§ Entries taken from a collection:
#####

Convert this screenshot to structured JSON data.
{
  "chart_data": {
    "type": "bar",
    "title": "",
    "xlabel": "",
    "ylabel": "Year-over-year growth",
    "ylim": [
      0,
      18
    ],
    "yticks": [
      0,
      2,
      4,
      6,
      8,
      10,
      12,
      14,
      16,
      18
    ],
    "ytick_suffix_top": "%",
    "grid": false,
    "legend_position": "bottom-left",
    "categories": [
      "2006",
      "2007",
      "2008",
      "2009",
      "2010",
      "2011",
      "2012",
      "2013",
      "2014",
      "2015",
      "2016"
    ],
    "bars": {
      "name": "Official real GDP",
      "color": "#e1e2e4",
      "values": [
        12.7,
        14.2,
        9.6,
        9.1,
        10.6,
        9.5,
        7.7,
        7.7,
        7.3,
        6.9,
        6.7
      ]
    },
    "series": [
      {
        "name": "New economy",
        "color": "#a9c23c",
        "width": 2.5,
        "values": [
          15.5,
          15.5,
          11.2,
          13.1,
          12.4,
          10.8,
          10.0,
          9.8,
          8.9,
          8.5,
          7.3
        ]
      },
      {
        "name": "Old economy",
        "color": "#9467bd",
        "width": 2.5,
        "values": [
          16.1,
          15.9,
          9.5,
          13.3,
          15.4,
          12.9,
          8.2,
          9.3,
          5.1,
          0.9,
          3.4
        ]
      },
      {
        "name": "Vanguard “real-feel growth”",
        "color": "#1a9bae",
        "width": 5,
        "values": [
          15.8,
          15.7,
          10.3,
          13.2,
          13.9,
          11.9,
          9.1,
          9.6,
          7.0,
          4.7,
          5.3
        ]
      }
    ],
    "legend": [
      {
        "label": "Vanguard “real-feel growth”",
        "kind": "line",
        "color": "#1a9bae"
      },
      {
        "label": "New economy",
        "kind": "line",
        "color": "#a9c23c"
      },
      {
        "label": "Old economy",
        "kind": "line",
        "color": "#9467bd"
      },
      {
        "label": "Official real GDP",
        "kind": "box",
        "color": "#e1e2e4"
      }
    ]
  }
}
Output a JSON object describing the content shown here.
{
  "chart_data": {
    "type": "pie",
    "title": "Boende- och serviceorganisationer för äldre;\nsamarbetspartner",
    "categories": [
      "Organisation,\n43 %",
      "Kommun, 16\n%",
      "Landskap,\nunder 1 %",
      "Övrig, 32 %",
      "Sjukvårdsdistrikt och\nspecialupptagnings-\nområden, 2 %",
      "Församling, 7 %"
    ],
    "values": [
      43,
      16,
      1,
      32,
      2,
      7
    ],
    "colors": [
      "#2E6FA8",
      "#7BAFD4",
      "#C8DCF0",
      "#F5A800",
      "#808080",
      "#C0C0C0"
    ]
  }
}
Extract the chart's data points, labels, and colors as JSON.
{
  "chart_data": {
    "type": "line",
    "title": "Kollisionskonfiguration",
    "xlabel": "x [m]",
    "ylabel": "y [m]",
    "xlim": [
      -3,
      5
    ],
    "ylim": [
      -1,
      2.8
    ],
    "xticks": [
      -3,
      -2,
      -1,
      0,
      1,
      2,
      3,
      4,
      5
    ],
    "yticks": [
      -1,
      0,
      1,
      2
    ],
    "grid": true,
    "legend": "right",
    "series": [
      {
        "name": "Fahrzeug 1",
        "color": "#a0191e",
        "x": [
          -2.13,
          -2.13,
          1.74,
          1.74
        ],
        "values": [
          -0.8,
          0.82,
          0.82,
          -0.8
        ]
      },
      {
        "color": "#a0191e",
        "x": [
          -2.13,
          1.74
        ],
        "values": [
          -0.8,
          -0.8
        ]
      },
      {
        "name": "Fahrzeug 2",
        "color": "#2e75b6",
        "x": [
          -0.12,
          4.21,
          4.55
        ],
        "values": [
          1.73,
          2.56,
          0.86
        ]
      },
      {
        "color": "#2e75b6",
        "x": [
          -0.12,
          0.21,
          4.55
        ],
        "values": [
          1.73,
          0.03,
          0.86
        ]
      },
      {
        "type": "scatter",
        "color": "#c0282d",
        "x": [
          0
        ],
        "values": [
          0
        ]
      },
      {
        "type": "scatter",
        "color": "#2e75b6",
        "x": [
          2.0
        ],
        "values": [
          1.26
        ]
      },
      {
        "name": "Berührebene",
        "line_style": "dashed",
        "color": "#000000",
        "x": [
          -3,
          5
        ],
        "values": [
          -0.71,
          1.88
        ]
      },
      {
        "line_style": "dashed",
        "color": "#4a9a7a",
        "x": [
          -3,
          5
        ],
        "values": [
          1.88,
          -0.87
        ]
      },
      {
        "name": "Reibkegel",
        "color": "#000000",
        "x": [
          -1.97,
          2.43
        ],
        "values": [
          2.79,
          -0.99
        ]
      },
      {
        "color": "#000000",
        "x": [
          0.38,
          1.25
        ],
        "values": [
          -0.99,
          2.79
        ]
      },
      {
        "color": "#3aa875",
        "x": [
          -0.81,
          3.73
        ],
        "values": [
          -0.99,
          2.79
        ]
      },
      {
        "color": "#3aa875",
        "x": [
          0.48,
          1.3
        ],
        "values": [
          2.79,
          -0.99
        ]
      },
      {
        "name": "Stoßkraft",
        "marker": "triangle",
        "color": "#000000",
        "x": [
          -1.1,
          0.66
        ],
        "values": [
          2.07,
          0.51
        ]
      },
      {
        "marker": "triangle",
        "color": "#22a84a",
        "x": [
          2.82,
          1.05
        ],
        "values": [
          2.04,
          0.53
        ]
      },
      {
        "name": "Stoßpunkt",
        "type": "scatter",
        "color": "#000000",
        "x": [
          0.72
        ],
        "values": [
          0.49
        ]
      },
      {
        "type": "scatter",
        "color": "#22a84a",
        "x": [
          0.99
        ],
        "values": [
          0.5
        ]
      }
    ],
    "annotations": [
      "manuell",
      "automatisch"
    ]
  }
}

#####

§ SHORT PROBLEM: Write out the complete set of records exactly as given.

§ COMPLETE OUTPUT:
Convert this screenshot to structured JSON data.
{
  "chart_data": {
    "type": "bar",
    "title": "",
    "xlabel": "",
    "ylabel": "Year-over-year growth",
    "ylim": [
      0,
      18
    ],
    "yticks": [
      0,
      2,
      4,
      6,
      8,
      10,
      12,
      14,
      16,
      18
    ],
    "ytick_suffix_top": "%",
    "grid": false,
    "legend_position": "bottom-left",
    "categories": [
      "2006",
      "2007",
      "2008",
      "2009",
      "2010",
      "2011",
      "2012",
      "2013",
      "2014",
      "2015",
      "2016"
    ],
    "bars": {
      "name": "Official real GDP",
      "color": "#e1e2e4",
      "values": [
        12.7,
        14.2,
        9.6,
        9.1,
        10.6,
        9.5,
        7.7,
        7.7,
        7.3,
        6.9,
        6.7
      ]
    },
    "series": [
      {
        "name": "New economy",
        "color": "#a9c23c",
        "width": 2.5,
        "values": [
          15.5,
          15.5,
          11.2,
          13.1,
          12.4,
          10.8,
          10.0,
          9.8,
          8.9,
          8.5,
          7.3
        ]
      },
      {
        "name": "Old economy",
        "color": "#9467bd",
        "width": 2.5,
        "values": [
          16.1,
          15.9,
          9.5,
          13.3,
          15.4,
          12.9,
          8.2,
          9.3,
          5.1,
          0.9,
          3.4
        ]
      },
      {
        "name": "Vanguard “real-feel growth”",
        "color": "#1a9bae",
        "width": 5,
        "values": [
          15.8,
          15.7,
          10.3,
          13.2,
          13.9,
          11.9,
          9.1,
          9.6,
          7.0,
          4.7,
          5.3
        ]
      }
    ],
    "legend": [
      {
        "label": "Vanguard “real-feel growth”",
        "kind": "line",
        "color": "#1a9bae"
      },
      {
        "label": "New economy",
        "kind": "line",
        "color": "#a9c23c"
      },
      {
        "label": "Old economy",
        "kind": "line",
        "color": "#9467bd"
      },
      {
        "label": "Official real GDP",
        "kind": "box",
        "color": "#e1e2e4"
      }
    ]
  }
}
Output a JSON object describing the content shown here.
{
  "chart_data": {
    "type": "pie",
    "title": "Boende- och serviceorganisationer för äldre;\nsamarbetspartner",
    "categories": [
      "Organisation,\n43 %",
      "Kommun, 16\n%",
      "Landskap,\nunder 1 %",
      "Övrig, 32 %",
      "Sjukvårdsdistrikt och\nspecialupptagnings-\nområden, 2 %",
      "Församling, 7 %"
    ],
    "values": [
      43,
      16,
      1,
      32,
      2,
      7
    ],
    "colors": [
      "#2E6FA8",
      "#7BAFD4",
      "#C8DCF0",
      "#F5A800",
      "#808080",
      "#C0C0C0"
    ]
  }
}
Extract the chart's data points, labels, and colors as JSON.
{
  "chart_data": {
    "type": "line",
    "title": "Kollisionskonfiguration",
    "xlabel": "x [m]",
    "ylabel": "y [m]",
    "xlim": [
      -3,
      5
    ],
    "ylim": [
      -1,
      2.8
    ],
    "xticks": [
      -3,
      -2,
      -1,
      0,
      1,
      2,
      3,
      4,
      5
    ],
    "yticks": [
      -1,
      0,
      1,
      2
    ],
    "grid": true,
    "legend": "right",
    "series": [
      {
        "name": "Fahrzeug 1",
        "color": "#a0191e",
        "x": [
          -2.13,
          -2.13,
          1.74,
          1.74
        ],
        "values": [
          -0.8,
          0.82,
          0.82,
          -0.8
        ]
      },
      {
        "color": "#a0191e",
        "x": [
          -2.13,
          1.74
        ],
        "values": [
          -0.8,
          -0.8
        ]
      },
      {
        "name": "Fahrzeug 2",
        "color": "#2e75b6",
        "x": [
          -0.12,
          4.21,
          4.55
        ],
        "values": [
          1.73,
          2.56,
          0.86
        ]
      },
      {
        "color": "#2e75b6",
        "x": [
          -0.12,
          0.21,
          4.55
        ],
        "values": [
          1.73,
          0.03,
          0.86
        ]
      },
      {
        "type": "scatter",
        "color": "#c0282d",
        "x": [
          0
        ],
        "values": [
          0
        ]
      },
      {
        "type": "scatter",
        "color": "#2e75b6",
        "x": [
          2.0
        ],
        "values": [
          1.26
        ]
      },
      {
        "name": "Berührebene",
        "line_style": "dashed",
        "color": "#000000",
        "x": [
          -3,
          5
        ],
        "values": [
          -0.71,
          1.88
        ]
      },
      {
        "line_style": "dashed",
        "color": "#4a9a7a",
        "x": [
          -3,
          5
        ],
        "values": [
          1.88,
          -0.87
        ]
      },
      {
        "name": "Reibkegel",
        "color": "#000000",
        "x": [
          -1.97,
          2.43
        ],
        "values": [
          2.79,
          -0.99
        ]
      },
      {
        "color": "#000000",
        "x": [
          0.38,
          1.25
        ],
        "values": [
          -0.99,
          2.79
        ]
      },
      {
        "color": "#3aa875",
        "x": [
          -0.81,
          3.73
        ],
        "values": [
          -0.99,
          2.79
        ]
      },
      {
        "color": "#3aa875",
        "x": [
          0.48,
          1.3
        ],
        "values": [
          2.79,
          -0.99
        ]
      },
      {
        "name": "Stoßkraft",
        "marker": "triangle",
        "color": "#000000",
        "x": [
          -1.1,
          0.66
        ],
        "values": [
          2.07,
          0.51
        ]
      },
      {
        "marker": "triangle",
        "color": "#22a84a",
        "x": [
          2.82,
          1.05
        ],
        "values": [
          2.04,
          0.53
        ]
      },
      {
        "name": "Stoßpunkt",
        "type": "scatter",
        "color": "#000000",
        "x": [
          0.72
        ],
        "values": [
          0.49
        ]
      },
      {
        "type": "scatter",
        "color": "#22a84a",
        "x": [
          0.99
        ],
        "values": [
          0.5
        ]
      }
    ],
    "annotations": [
      "manuell",
      "automatisch"
    ]
  }
}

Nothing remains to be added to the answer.